start MATERIAL TO PROCESS

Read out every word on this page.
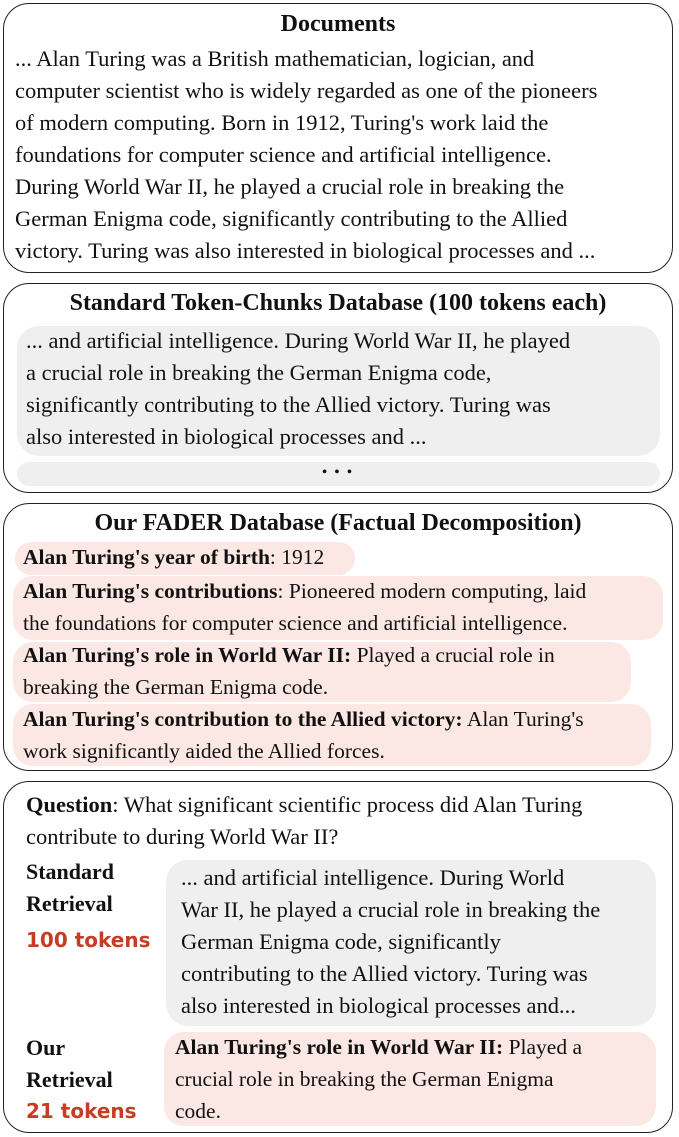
Documents
... Alan Turing was a British mathematician, logician, and
computer scientist who is widely regarded as one of the pioneers
of modern computing. Born in 1912, Turing's work laid the
foundations for computer science and artificial intelligence.
During World War II, he played a crucial role in breaking the
German Enigma code, significantly contributing to the Allied
victory. Turing was also interested in biological processes and ...
Standard Token-Chunks Database (100 tokens each)
... and artificial intelligence. During World War II, he played
a crucial role in breaking the German Enigma code,
significantly contributing to the Allied victory. Turing was
also interested in biological processes and ...
• • •
Our FADER Database (Factual Decomposition)
Alan Turing's year of birth: 1912
Alan Turing's contributions: Pioneered modern computing, laid
the foundations for computer science and artificial intelligence.
Alan Turing's role in World War II: Played a crucial role in
breaking the German Enigma code.
Alan Turing's contribution to the Allied victory: Alan Turing's
work significantly aided the Allied forces.
Question: What significant scientific process did Alan Turing
contribute to during World War II?
Standard
Retrieval
100 tokens
... and artificial intelligence. During World
War II, he played a crucial role in breaking the
German Enigma code, significantly
contributing to the Allied victory. Turing was
also interested in biological processes and...
Our
Retrieval
21 tokens
Alan Turing's role in World War II: Played a
crucial role in breaking the German Enigma
code.
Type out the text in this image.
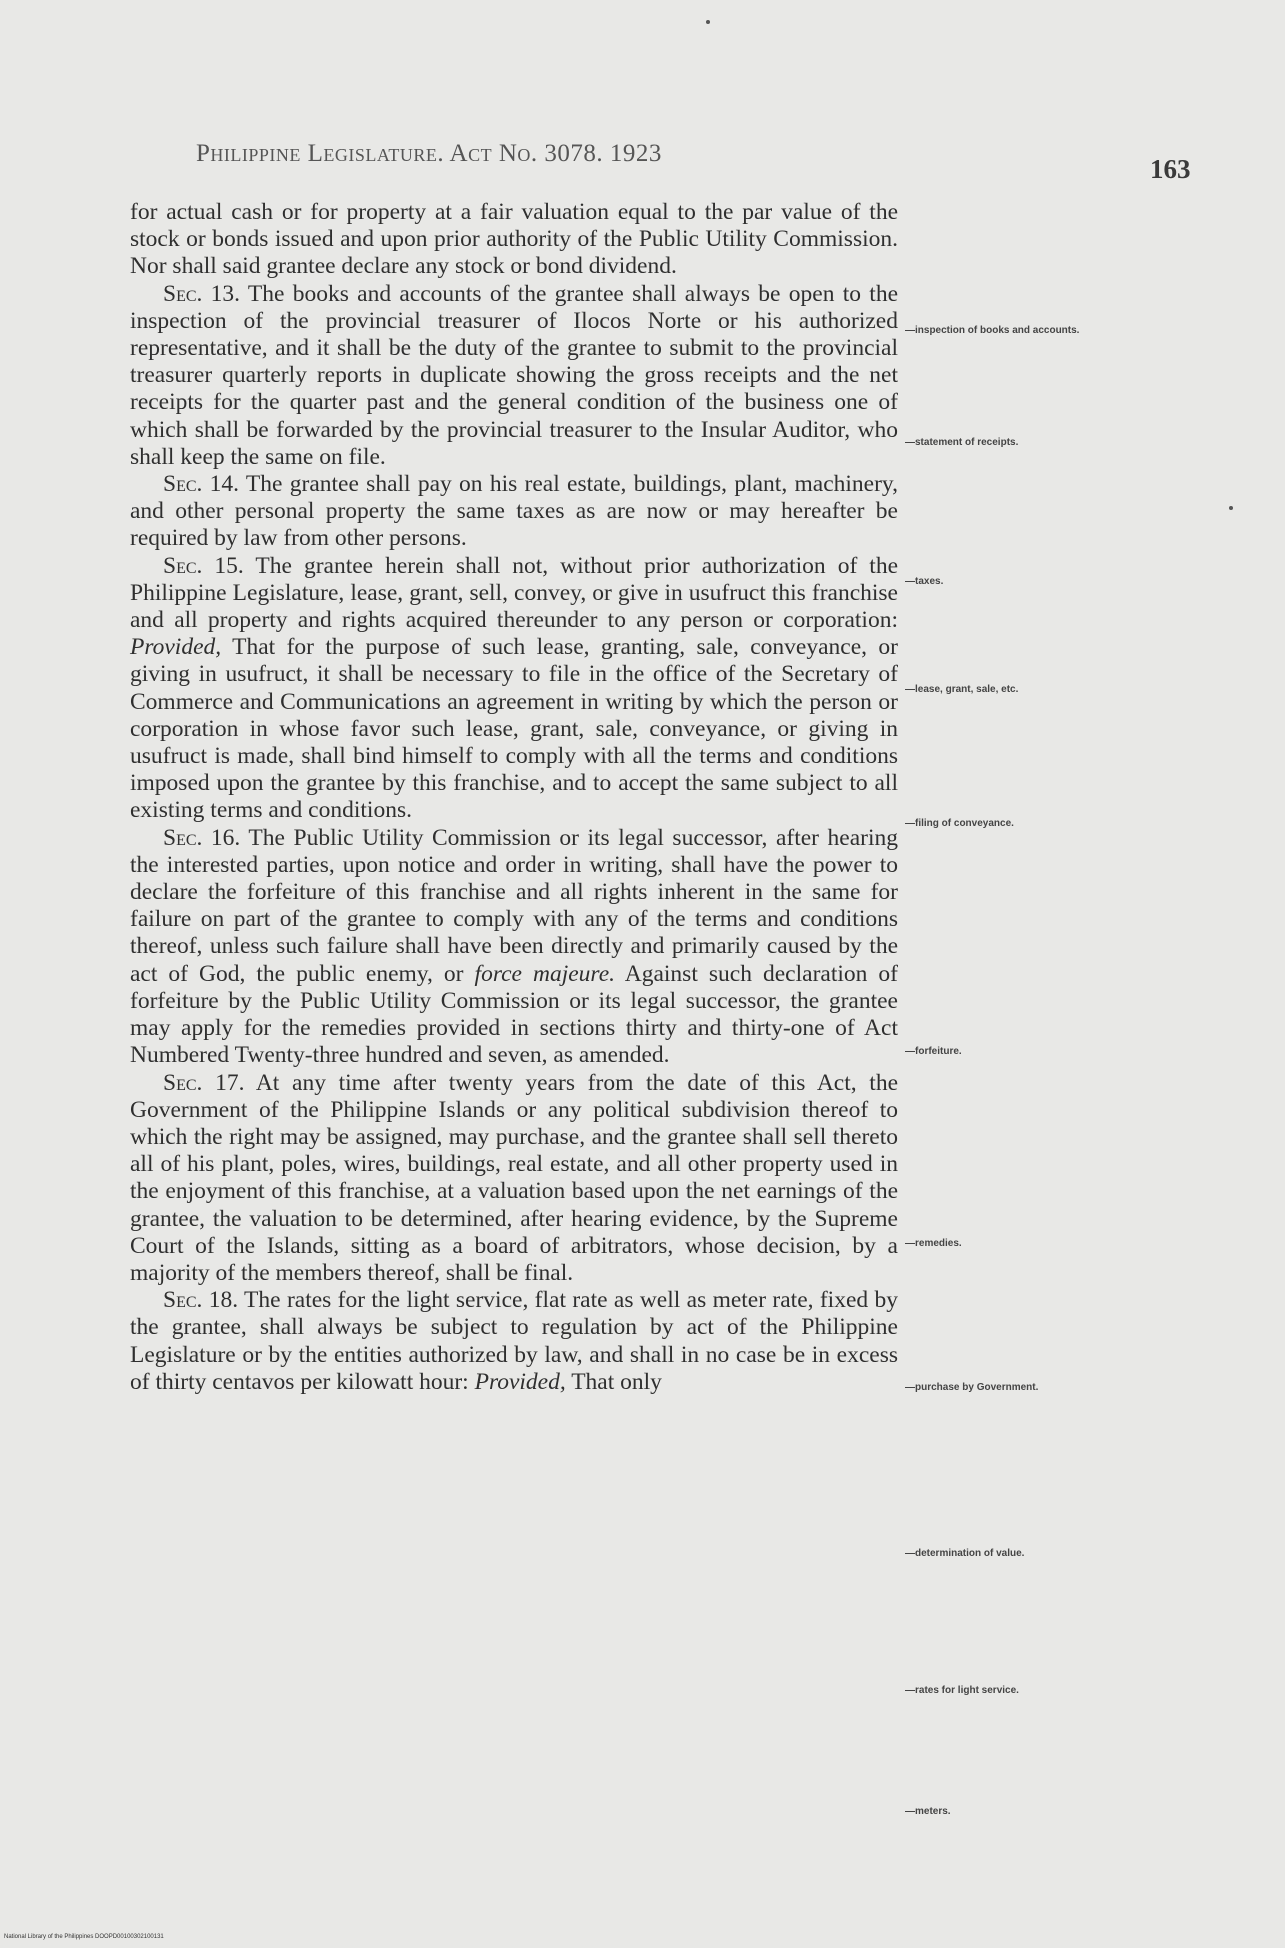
Philippine Legislature. Act No. 3078. 1923
163

for actual cash or for property at a fair valuation equal to the par value of the stock or bonds issued and upon prior authority of the Public Utility Commission. Nor shall said grantee declare any stock or bond dividend.

Sec. 13. The books and accounts of the grantee shall always be open to the inspection of the provincial treasurer of Ilocos Norte or his authorized representative, and it shall be the duty of the grantee to submit to the provincial treasurer quarterly reports in duplicate showing the gross receipts and the net receipts for the quarter past and the general condition of the business one of which shall be forwarded by the provincial treasurer to the Insular Auditor, who shall keep the same on file.

Sec. 14. The grantee shall pay on his real estate, buildings, plant, machinery, and other personal property the same taxes as are now or may hereafter be required by law from other persons.

Sec. 15. The grantee herein shall not, without prior authorization of the Philippine Legislature, lease, grant, sell, convey, or give in usufruct this franchise and all property and rights acquired thereunder to any person or corporation: Provided, That for the purpose of such lease, granting, sale, conveyance, or giving in usufruct, it shall be necessary to file in the office of the Secretary of Commerce and Communications an agreement in writing by which the person or corporation in whose favor such lease, grant, sale, conveyance, or giving in usufruct is made, shall bind himself to comply with all the terms and conditions imposed upon the grantee by this franchise, and to accept the same subject to all existing terms and conditions.

Sec. 16. The Public Utility Commission or its legal successor, after hearing the interested parties, upon notice and order in writing, shall have the power to declare the forfeiture of this franchise and all rights inherent in the same for failure on part of the grantee to comply with any of the terms and conditions thereof, unless such failure shall have been directly and primarily caused by the act of God, the public enemy, or force majeure. Against such declaration of forfeiture by the Public Utility Commission or its legal successor, the grantee may apply for the remedies provided in sections thirty and thirty-one of Act Numbered Twenty-three hundred and seven, as amended.

Sec. 17. At any time after twenty years from the date of this Act, the Government of the Philippine Islands or any political subdivision thereof to which the right may be assigned, may purchase, and the grantee shall sell thereto all of his plant, poles, wires, buildings, real estate, and all other property used in the enjoyment of this franchise, at a valuation based upon the net earnings of the grantee, the valuation to be determined, after hearing evidence, by the Supreme Court of the Islands, sitting as a board of arbitrators, whose decision, by a majority of the members thereof, shall be final.

Sec. 18. The rates for the light service, flat rate as well as meter rate, fixed by the grantee, shall always be subject to regulation by act of the Philippine Legislature or by the entities authorized by law, and shall in no case be in excess of thirty centavos per kilowatt hour: Provided, That only

—inspection of books and accounts.
—statement of receipts.
—taxes.
—lease, grant, sale, etc.
—filing of conveyance.
—forfeiture.
—remedies.
—purchase by Government.
—determination of value.
—rates for light service.
—meters.
National Library of the Philippines DOOPD00100302100131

end MATERIAL TO PROCESS

TASK TO COMPLETE
Give only the number of lines in the records that contain the string "buildings".

WRITTEN SOLUTION
2